#### WHAT THE TASK REQUIRES
Write the listing below out again exactly, dropping the images.
begin LISTED ENTRIES
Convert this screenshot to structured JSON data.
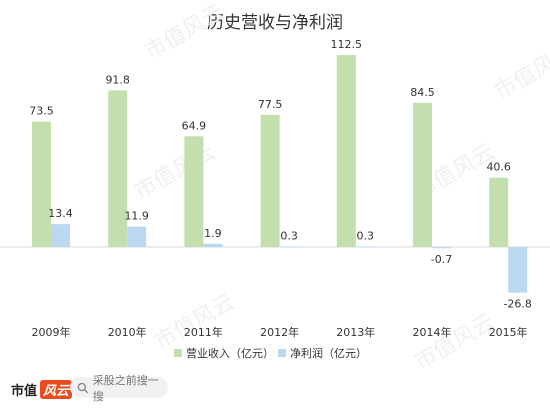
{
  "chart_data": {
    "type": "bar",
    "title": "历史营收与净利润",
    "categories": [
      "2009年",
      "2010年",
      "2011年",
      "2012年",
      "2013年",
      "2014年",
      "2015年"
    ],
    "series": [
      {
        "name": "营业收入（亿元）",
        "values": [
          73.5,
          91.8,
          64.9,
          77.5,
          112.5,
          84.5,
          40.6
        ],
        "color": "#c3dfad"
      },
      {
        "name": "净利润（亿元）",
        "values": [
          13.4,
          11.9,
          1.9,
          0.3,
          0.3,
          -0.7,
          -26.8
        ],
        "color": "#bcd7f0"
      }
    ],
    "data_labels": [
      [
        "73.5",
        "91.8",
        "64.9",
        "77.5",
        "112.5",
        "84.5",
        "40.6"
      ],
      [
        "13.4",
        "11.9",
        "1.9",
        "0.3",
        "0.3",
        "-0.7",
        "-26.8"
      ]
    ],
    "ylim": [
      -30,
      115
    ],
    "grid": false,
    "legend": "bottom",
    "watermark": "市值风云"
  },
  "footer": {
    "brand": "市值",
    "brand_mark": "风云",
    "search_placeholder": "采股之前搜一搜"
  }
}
end LISTED ENTRIES
#### EXERCISE ANSWER
Convert this screenshot to structured JSON data.
{
  "chart_data": {
    "type": "bar",
    "title": "历史营收与净利润",
    "categories": [
      "2009年",
      "2010年",
      "2011年",
      "2012年",
      "2013年",
      "2014年",
      "2015年"
    ],
    "series": [
      {
        "name": "营业收入（亿元）",
        "values": [
          73.5,
          91.8,
          64.9,
          77.5,
          112.5,
          84.5,
          40.6
        ],
        "color": "#c3dfad"
      },
      {
        "name": "净利润（亿元）",
        "values": [
          13.4,
          11.9,
          1.9,
          0.3,
          0.3,
          -0.7,
          -26.8
        ],
        "color": "#bcd7f0"
      }
    ],
    "data_labels": [
      [
        "73.5",
        "91.8",
        "64.9",
        "77.5",
        "112.5",
        "84.5",
        "40.6"
      ],
      [
        "13.4",
        "11.9",
        "1.9",
        "0.3",
        "0.3",
        "-0.7",
        "-26.8"
      ]
    ],
    "ylim": [
      -30,
      115
    ],
    "grid": false,
    "legend": "bottom",
    "watermark": "市值风云"
  },
  "footer": {
    "brand": "市值",
    "brand_mark": "风云",
    "search_placeholder": "采股之前搜一搜"
  }
}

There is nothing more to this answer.